[Data excerpts]

---

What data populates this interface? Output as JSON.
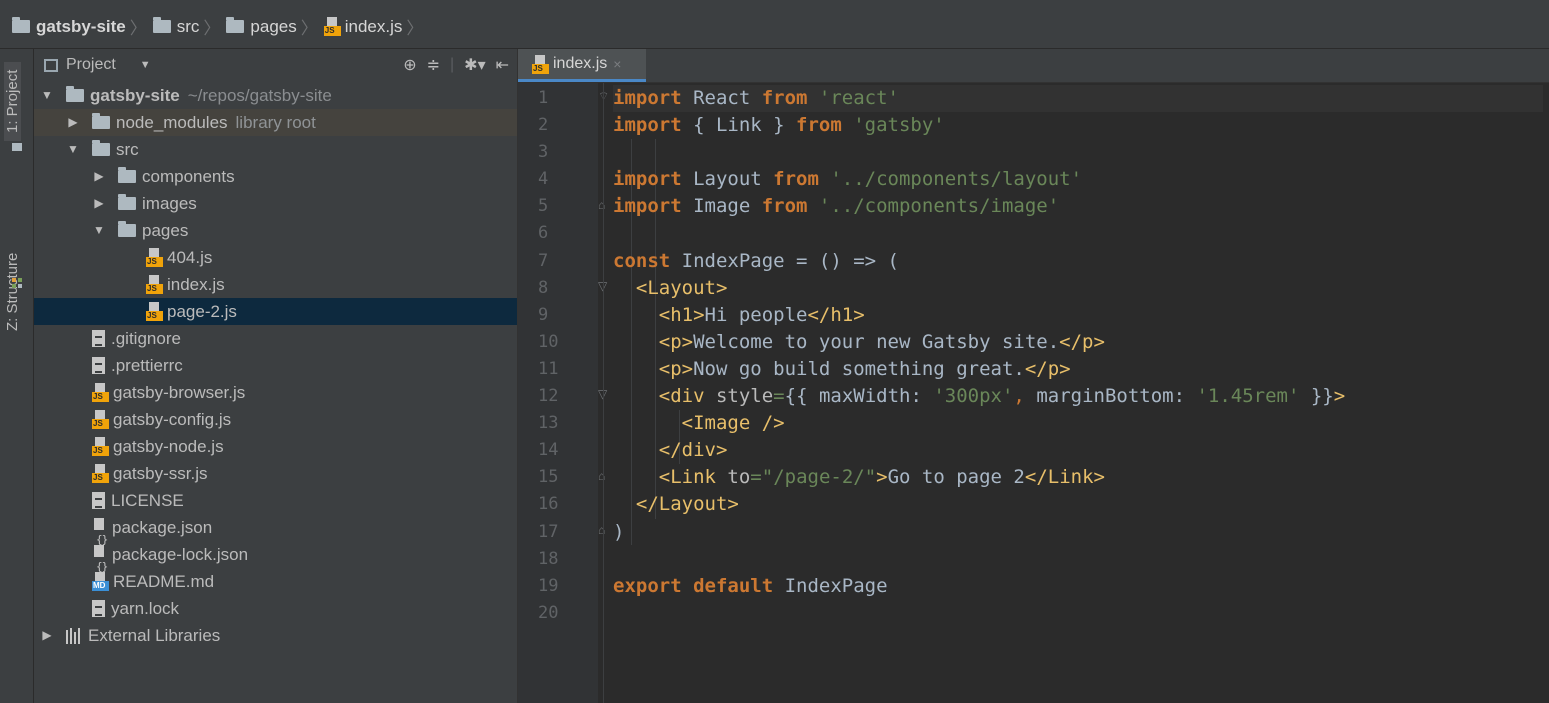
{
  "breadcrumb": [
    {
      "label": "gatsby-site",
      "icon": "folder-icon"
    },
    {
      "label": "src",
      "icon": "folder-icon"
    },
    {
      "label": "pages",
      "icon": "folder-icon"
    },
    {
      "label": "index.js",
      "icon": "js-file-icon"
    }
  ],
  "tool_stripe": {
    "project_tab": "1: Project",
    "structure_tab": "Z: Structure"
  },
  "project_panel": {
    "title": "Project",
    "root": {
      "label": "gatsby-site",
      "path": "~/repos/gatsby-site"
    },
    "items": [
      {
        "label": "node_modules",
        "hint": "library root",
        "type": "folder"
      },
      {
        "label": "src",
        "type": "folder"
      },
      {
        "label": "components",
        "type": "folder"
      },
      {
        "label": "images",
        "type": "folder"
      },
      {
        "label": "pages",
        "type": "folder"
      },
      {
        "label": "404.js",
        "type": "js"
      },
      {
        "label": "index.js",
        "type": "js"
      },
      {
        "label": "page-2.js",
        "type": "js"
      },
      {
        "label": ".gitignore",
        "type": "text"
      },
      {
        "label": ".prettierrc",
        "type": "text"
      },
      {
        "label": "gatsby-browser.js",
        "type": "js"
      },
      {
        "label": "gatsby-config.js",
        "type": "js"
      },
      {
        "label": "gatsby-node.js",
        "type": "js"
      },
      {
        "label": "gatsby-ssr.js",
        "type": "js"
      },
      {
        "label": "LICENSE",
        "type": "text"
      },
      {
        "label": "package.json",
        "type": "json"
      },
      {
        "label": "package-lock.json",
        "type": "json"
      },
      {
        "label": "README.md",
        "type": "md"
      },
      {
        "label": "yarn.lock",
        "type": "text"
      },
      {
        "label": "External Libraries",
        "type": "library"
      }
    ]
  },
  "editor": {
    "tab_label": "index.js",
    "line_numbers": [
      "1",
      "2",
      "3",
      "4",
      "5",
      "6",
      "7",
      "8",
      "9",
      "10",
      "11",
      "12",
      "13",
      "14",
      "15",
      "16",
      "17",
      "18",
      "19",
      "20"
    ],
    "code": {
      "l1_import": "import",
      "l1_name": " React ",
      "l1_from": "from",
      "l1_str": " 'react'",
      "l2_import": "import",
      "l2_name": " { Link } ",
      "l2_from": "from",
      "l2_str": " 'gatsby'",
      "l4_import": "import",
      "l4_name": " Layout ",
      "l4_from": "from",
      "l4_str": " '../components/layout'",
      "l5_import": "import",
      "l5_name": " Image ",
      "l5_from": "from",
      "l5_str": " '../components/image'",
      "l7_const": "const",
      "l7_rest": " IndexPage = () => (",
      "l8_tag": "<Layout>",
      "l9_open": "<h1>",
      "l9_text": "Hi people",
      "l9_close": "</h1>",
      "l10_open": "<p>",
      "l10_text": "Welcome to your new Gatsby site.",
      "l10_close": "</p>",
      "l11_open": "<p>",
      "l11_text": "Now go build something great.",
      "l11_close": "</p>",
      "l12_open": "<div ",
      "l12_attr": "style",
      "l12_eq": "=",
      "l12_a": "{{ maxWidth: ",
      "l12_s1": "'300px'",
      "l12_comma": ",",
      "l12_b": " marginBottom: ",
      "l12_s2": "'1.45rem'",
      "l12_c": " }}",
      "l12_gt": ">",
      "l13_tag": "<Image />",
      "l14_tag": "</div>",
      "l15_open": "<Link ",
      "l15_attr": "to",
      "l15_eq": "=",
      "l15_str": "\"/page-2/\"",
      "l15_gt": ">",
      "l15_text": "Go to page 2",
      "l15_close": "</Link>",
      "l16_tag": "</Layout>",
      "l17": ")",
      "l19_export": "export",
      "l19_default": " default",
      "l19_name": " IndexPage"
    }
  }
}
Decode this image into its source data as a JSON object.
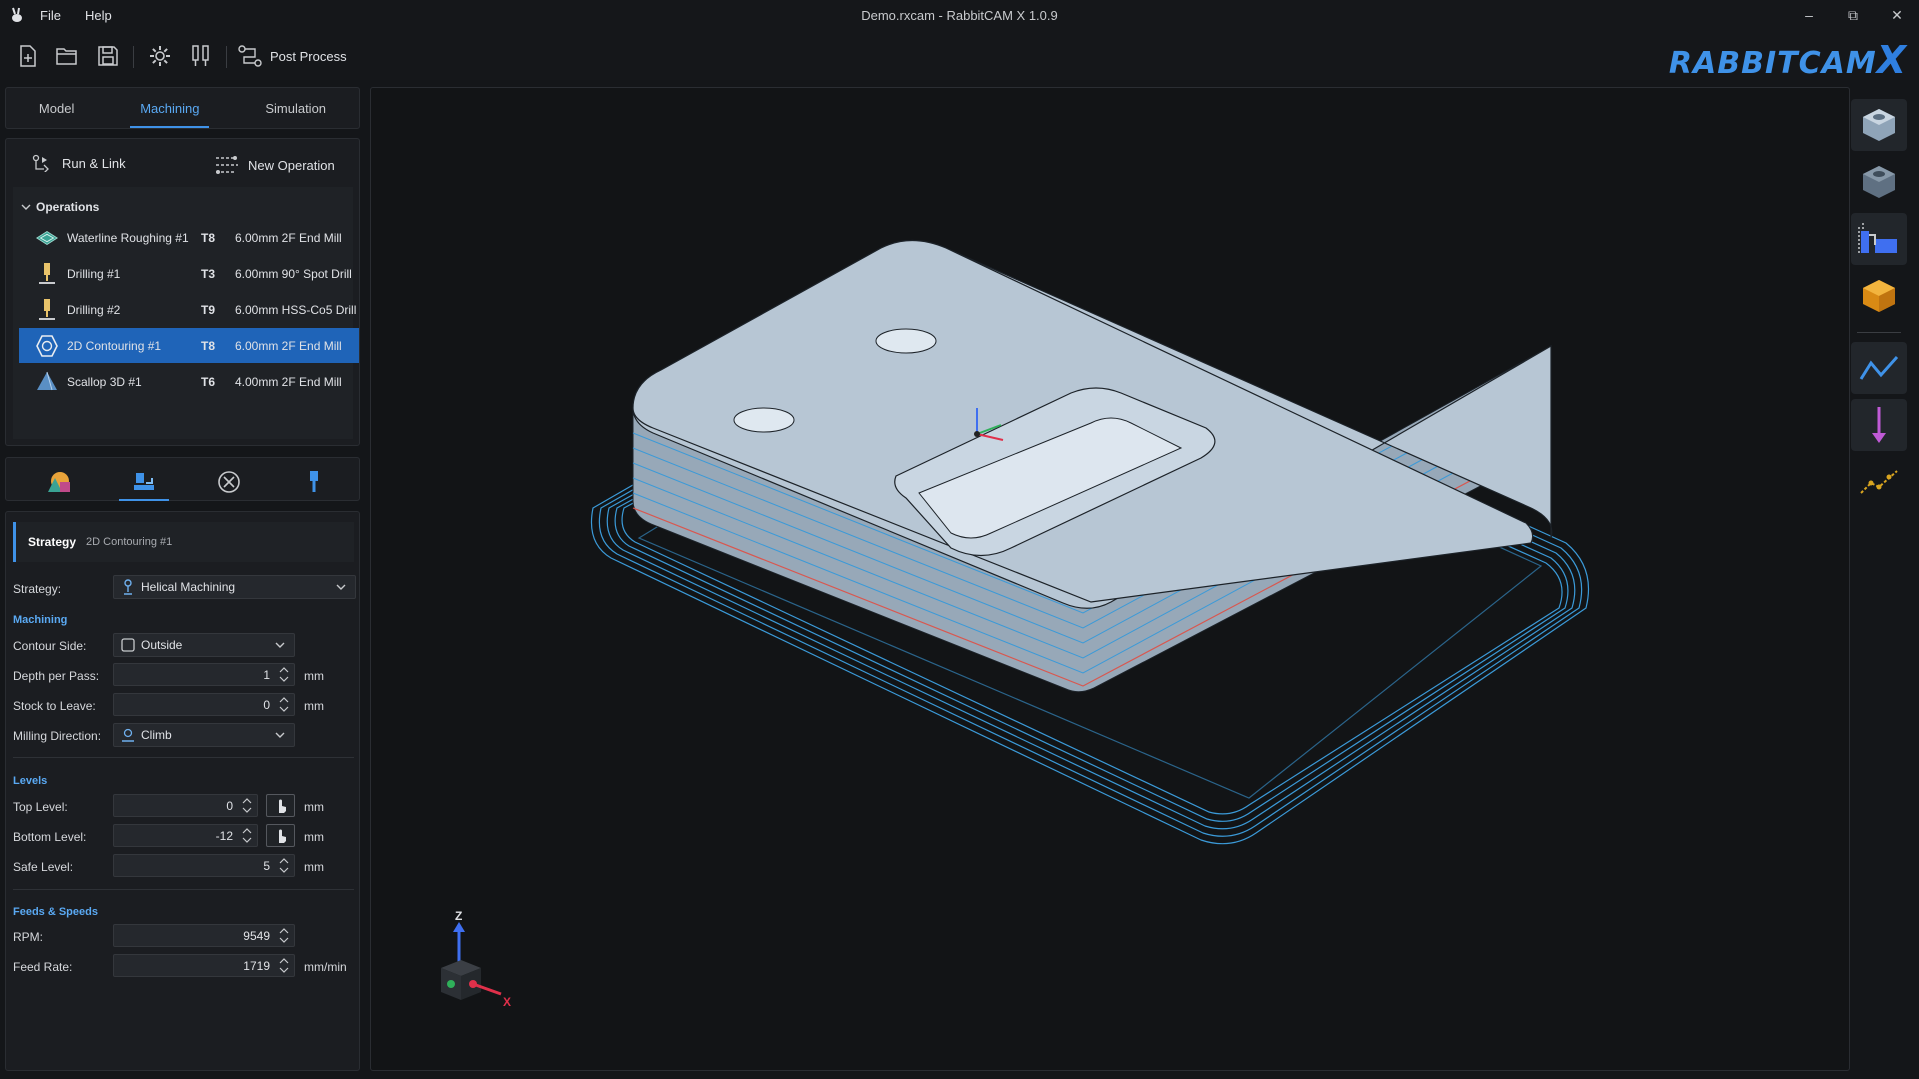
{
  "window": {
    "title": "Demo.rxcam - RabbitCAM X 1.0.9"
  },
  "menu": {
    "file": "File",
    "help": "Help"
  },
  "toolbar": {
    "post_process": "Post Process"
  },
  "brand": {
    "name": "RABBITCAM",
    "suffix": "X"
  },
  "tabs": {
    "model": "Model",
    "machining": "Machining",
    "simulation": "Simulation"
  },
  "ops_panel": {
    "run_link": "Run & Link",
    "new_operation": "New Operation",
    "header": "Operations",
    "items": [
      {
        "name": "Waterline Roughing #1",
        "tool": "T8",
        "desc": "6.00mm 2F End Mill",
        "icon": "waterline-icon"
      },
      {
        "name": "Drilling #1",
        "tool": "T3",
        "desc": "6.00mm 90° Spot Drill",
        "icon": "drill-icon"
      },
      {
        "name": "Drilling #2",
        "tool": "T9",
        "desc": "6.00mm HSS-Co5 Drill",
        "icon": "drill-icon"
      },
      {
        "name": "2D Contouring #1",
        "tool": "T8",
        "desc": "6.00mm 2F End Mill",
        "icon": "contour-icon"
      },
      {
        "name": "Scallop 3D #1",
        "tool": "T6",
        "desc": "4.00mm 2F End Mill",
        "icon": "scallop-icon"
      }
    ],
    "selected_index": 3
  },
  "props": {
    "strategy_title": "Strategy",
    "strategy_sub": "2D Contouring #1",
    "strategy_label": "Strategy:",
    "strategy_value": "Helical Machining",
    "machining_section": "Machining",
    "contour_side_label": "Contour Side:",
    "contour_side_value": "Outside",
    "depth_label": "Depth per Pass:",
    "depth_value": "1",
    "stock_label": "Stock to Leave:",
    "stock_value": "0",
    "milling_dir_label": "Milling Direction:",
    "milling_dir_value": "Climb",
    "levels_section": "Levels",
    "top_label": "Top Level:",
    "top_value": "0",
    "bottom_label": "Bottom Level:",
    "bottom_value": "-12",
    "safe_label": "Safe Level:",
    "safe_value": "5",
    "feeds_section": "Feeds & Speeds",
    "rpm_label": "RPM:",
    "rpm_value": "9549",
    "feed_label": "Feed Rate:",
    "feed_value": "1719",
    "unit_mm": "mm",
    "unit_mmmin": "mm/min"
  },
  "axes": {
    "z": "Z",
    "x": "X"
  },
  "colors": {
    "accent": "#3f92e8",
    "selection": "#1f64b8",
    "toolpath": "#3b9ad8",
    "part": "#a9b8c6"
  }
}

---

* _What to produce_:
Output every entry verbatim. Pictures do not belong in the copy.

* _Answer for this exercise_:
What data populates this interface? Output as JSON.
{
  "breadcrumb": [
    {
      "label": "gatsby-site",
      "icon": "folder-icon"
    },
    {
      "label": "src",
      "icon": "folder-icon"
    },
    {
      "label": "pages",
      "icon": "folder-icon"
    },
    {
      "label": "index.js",
      "icon": "js-file-icon"
    }
  ],
  "tool_stripe": {
    "project_tab": "1: Project",
    "structure_tab": "Z: Structure"
  },
  "project_panel": {
    "title": "Project",
    "root": {
      "label": "gatsby-site",
      "path": "~/repos/gatsby-site"
    },
    "items": [
      {
        "label": "node_modules",
        "hint": "library root",
        "type": "folder"
      },
      {
        "label": "src",
        "type": "folder"
      },
      {
        "label": "components",
        "type": "folder"
      },
      {
        "label": "images",
        "type": "folder"
      },
      {
        "label": "pages",
        "type": "folder"
      },
      {
        "label": "404.js",
        "type": "js"
      },
      {
        "label": "index.js",
        "type": "js"
      },
      {
        "label": "page-2.js",
        "type": "js"
      },
      {
        "label": ".gitignore",
        "type": "text"
      },
      {
        "label": ".prettierrc",
        "type": "text"
      },
      {
        "label": "gatsby-browser.js",
        "type": "js"
      },
      {
        "label": "gatsby-config.js",
        "type": "js"
      },
      {
        "label": "gatsby-node.js",
        "type": "js"
      },
      {
        "label": "gatsby-ssr.js",
        "type": "js"
      },
      {
        "label": "LICENSE",
        "type": "text"
      },
      {
        "label": "package.json",
        "type": "json"
      },
      {
        "label": "package-lock.json",
        "type": "json"
      },
      {
        "label": "README.md",
        "type": "md"
      },
      {
        "label": "yarn.lock",
        "type": "text"
      },
      {
        "label": "External Libraries",
        "type": "library"
      }
    ]
  },
  "editor": {
    "tab_label": "index.js",
    "line_numbers": [
      "1",
      "2",
      "3",
      "4",
      "5",
      "6",
      "7",
      "8",
      "9",
      "10",
      "11",
      "12",
      "13",
      "14",
      "15",
      "16",
      "17",
      "18",
      "19",
      "20"
    ],
    "code": {
      "l1_import": "import",
      "l1_name": " React ",
      "l1_from": "from",
      "l1_str": " 'react'",
      "l2_import": "import",
      "l2_name": " { Link } ",
      "l2_from": "from",
      "l2_str": " 'gatsby'",
      "l4_import": "import",
      "l4_name": " Layout ",
      "l4_from": "from",
      "l4_str": " '../components/layout'",
      "l5_import": "import",
      "l5_name": " Image ",
      "l5_from": "from",
      "l5_str": " '../components/image'",
      "l7_const": "const",
      "l7_rest": " IndexPage = () => (",
      "l8_tag": "<Layout>",
      "l9_open": "<h1>",
      "l9_text": "Hi people",
      "l9_close": "</h1>",
      "l10_open": "<p>",
      "l10_text": "Welcome to your new Gatsby site.",
      "l10_close": "</p>",
      "l11_open": "<p>",
      "l11_text": "Now go build something great.",
      "l11_close": "</p>",
      "l12_open": "<div ",
      "l12_attr": "style",
      "l12_eq": "=",
      "l12_a": "{{ maxWidth: ",
      "l12_s1": "'300px'",
      "l12_comma": ",",
      "l12_b": " marginBottom: ",
      "l12_s2": "'1.45rem'",
      "l12_c": " }}",
      "l12_gt": ">",
      "l13_tag": "<Image />",
      "l14_tag": "</div>",
      "l15_open": "<Link ",
      "l15_attr": "to",
      "l15_eq": "=",
      "l15_str": "\"/page-2/\"",
      "l15_gt": ">",
      "l15_text": "Go to page 2",
      "l15_close": "</Link>",
      "l16_tag": "</Layout>",
      "l17": ")",
      "l19_export": "export",
      "l19_default": " default",
      "l19_name": " IndexPage"
    }
  }
}
Decode this image into its source data as a JSON object.
{
  "window": {
    "title": "Demo.rxcam - RabbitCAM X 1.0.9"
  },
  "menu": {
    "file": "File",
    "help": "Help"
  },
  "toolbar": {
    "post_process": "Post Process"
  },
  "brand": {
    "name": "RABBITCAM",
    "suffix": "X"
  },
  "tabs": {
    "model": "Model",
    "machining": "Machining",
    "simulation": "Simulation"
  },
  "ops_panel": {
    "run_link": "Run & Link",
    "new_operation": "New Operation",
    "header": "Operations",
    "items": [
      {
        "name": "Waterline Roughing #1",
        "tool": "T8",
        "desc": "6.00mm 2F End Mill",
        "icon": "waterline-icon"
      },
      {
        "name": "Drilling #1",
        "tool": "T3",
        "desc": "6.00mm 90° Spot Drill",
        "icon": "drill-icon"
      },
      {
        "name": "Drilling #2",
        "tool": "T9",
        "desc": "6.00mm HSS-Co5 Drill",
        "icon": "drill-icon"
      },
      {
        "name": "2D Contouring #1",
        "tool": "T8",
        "desc": "6.00mm 2F End Mill",
        "icon": "contour-icon"
      },
      {
        "name": "Scallop 3D #1",
        "tool": "T6",
        "desc": "4.00mm 2F End Mill",
        "icon": "scallop-icon"
      }
    ],
    "selected_index": 3
  },
  "props": {
    "strategy_title": "Strategy",
    "strategy_sub": "2D Contouring #1",
    "strategy_label": "Strategy:",
    "strategy_value": "Helical Machining",
    "machining_section": "Machining",
    "contour_side_label": "Contour Side:",
    "contour_side_value": "Outside",
    "depth_label": "Depth per Pass:",
    "depth_value": "1",
    "stock_label": "Stock to Leave:",
    "stock_value": "0",
    "milling_dir_label": "Milling Direction:",
    "milling_dir_value": "Climb",
    "levels_section": "Levels",
    "top_label": "Top Level:",
    "top_value": "0",
    "bottom_label": "Bottom Level:",
    "bottom_value": "-12",
    "safe_label": "Safe Level:",
    "safe_value": "5",
    "feeds_section": "Feeds & Speeds",
    "rpm_label": "RPM:",
    "rpm_value": "9549",
    "feed_label": "Feed Rate:",
    "feed_value": "1719",
    "unit_mm": "mm",
    "unit_mmmin": "mm/min"
  },
  "axes": {
    "z": "Z",
    "x": "X"
  },
  "colors": {
    "accent": "#3f92e8",
    "selection": "#1f64b8",
    "toolpath": "#3b9ad8",
    "part": "#a9b8c6"
  }
}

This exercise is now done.